> Raw records
◆ ◆ ◆
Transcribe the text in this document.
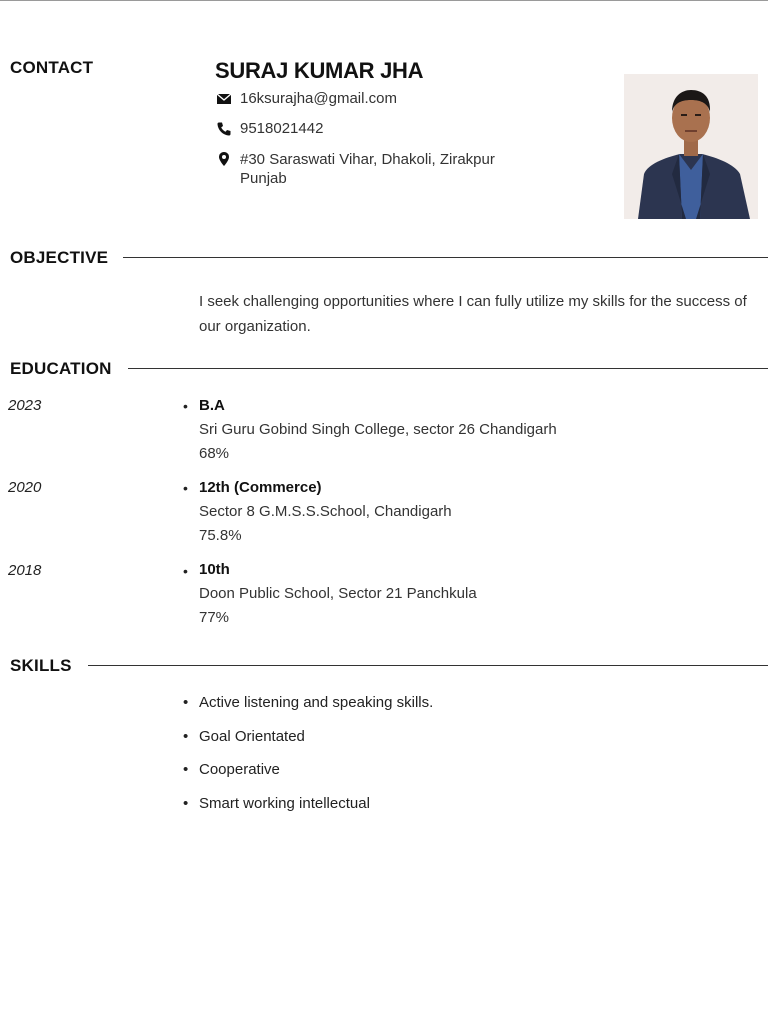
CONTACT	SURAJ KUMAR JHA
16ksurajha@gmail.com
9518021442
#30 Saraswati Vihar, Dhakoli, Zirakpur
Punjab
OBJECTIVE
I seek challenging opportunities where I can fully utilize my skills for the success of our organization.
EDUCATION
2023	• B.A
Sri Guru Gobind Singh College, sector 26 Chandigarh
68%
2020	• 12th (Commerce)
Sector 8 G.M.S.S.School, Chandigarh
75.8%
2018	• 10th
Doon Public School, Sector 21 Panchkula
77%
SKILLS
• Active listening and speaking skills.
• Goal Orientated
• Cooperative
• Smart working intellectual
◆ ◆ ◆
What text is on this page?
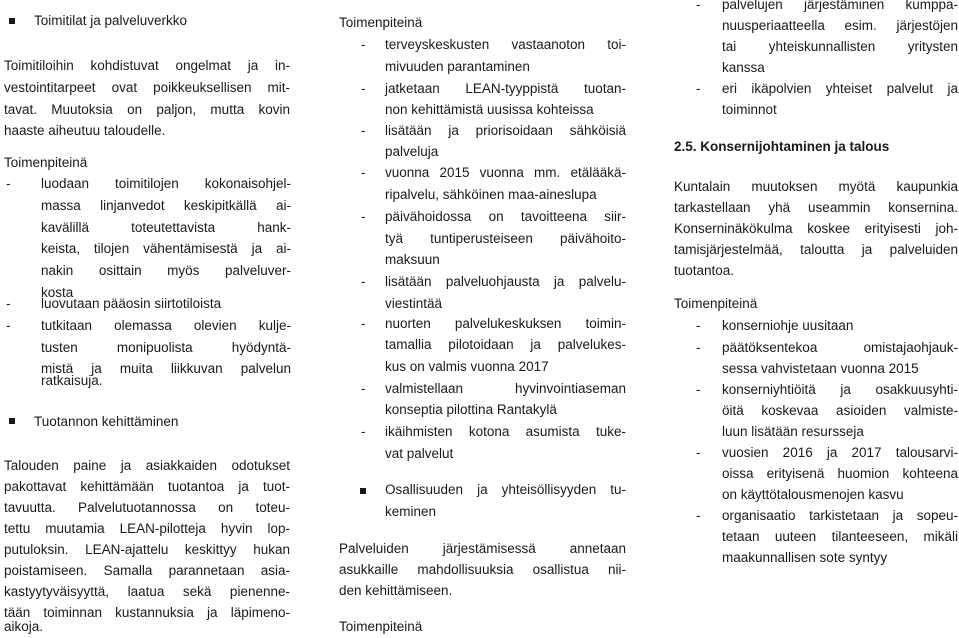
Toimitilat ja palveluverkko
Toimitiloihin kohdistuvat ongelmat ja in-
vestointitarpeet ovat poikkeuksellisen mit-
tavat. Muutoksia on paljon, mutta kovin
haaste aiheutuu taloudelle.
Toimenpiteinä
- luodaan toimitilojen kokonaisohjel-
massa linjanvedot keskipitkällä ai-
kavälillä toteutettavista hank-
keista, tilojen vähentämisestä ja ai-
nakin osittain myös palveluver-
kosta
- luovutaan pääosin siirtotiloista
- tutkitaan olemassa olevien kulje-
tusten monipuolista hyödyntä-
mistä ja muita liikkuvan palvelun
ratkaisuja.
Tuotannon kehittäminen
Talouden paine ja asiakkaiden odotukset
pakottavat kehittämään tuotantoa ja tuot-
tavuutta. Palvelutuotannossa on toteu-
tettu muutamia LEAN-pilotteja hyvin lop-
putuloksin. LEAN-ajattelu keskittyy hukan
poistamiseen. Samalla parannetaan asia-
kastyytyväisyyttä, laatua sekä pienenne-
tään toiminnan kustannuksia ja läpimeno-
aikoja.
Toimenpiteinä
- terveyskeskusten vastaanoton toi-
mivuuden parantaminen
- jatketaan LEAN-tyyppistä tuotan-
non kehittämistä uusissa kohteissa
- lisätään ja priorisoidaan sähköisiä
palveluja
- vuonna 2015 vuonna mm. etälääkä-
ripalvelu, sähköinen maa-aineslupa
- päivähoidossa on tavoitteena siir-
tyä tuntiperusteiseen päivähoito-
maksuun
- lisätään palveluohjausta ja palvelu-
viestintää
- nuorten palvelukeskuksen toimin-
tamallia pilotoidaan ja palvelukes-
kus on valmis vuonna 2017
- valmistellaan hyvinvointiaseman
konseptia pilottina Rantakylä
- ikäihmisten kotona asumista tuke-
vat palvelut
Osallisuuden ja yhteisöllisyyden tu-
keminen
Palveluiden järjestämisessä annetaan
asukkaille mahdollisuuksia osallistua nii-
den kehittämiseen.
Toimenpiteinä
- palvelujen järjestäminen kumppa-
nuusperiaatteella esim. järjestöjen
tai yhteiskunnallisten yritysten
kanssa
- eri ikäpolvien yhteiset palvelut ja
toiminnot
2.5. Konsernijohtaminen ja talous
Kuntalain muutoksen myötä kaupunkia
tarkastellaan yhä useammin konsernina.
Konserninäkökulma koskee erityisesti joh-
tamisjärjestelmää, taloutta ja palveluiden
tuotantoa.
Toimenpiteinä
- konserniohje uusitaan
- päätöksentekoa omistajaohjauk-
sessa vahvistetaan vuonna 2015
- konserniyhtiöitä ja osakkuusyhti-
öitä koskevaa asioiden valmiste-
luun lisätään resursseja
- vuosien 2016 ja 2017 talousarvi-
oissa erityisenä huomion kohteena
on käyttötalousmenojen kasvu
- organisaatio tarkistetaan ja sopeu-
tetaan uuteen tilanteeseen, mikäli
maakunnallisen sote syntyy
◆ ◆ ◆
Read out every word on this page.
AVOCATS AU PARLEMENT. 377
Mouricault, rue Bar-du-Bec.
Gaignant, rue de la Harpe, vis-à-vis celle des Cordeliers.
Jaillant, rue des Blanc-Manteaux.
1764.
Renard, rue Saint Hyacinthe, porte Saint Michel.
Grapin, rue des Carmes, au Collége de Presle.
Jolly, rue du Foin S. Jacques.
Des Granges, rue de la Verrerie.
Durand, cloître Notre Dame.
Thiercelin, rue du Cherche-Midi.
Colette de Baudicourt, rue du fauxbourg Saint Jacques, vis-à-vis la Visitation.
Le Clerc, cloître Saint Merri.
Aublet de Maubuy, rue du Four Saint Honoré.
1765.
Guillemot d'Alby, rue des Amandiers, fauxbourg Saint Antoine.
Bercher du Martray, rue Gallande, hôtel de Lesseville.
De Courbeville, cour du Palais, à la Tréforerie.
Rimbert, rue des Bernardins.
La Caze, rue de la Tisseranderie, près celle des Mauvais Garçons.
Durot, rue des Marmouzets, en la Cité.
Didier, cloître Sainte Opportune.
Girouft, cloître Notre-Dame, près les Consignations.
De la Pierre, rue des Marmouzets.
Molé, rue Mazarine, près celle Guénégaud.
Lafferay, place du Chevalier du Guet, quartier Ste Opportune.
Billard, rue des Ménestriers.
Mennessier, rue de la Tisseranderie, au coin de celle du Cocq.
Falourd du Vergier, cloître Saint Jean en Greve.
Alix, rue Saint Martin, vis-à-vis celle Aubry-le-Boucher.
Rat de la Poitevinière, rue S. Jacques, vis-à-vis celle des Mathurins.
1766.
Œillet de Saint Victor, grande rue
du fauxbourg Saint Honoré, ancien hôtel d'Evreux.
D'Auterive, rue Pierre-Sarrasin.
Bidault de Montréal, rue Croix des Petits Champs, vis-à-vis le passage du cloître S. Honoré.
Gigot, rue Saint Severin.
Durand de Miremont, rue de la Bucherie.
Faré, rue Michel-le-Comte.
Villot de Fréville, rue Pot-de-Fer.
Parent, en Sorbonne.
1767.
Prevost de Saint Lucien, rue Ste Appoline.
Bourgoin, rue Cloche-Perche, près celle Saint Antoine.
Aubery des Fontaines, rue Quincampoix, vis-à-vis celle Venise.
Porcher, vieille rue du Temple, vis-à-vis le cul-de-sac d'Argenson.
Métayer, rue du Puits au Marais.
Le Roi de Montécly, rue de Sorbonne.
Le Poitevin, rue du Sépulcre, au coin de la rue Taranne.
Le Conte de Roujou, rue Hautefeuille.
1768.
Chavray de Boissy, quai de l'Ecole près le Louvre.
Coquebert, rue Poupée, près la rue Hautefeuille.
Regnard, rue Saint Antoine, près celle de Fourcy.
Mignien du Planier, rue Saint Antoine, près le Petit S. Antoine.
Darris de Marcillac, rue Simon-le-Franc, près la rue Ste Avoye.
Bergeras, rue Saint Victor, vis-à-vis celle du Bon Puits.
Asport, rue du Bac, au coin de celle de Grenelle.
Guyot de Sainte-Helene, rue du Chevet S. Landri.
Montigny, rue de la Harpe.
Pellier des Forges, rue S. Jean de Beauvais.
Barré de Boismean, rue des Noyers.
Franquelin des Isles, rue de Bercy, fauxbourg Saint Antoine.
◆ ◆ ◆
Looking at the entries above, state how many lines contain "Pierre"; give the number alone.

> Finished exercise
2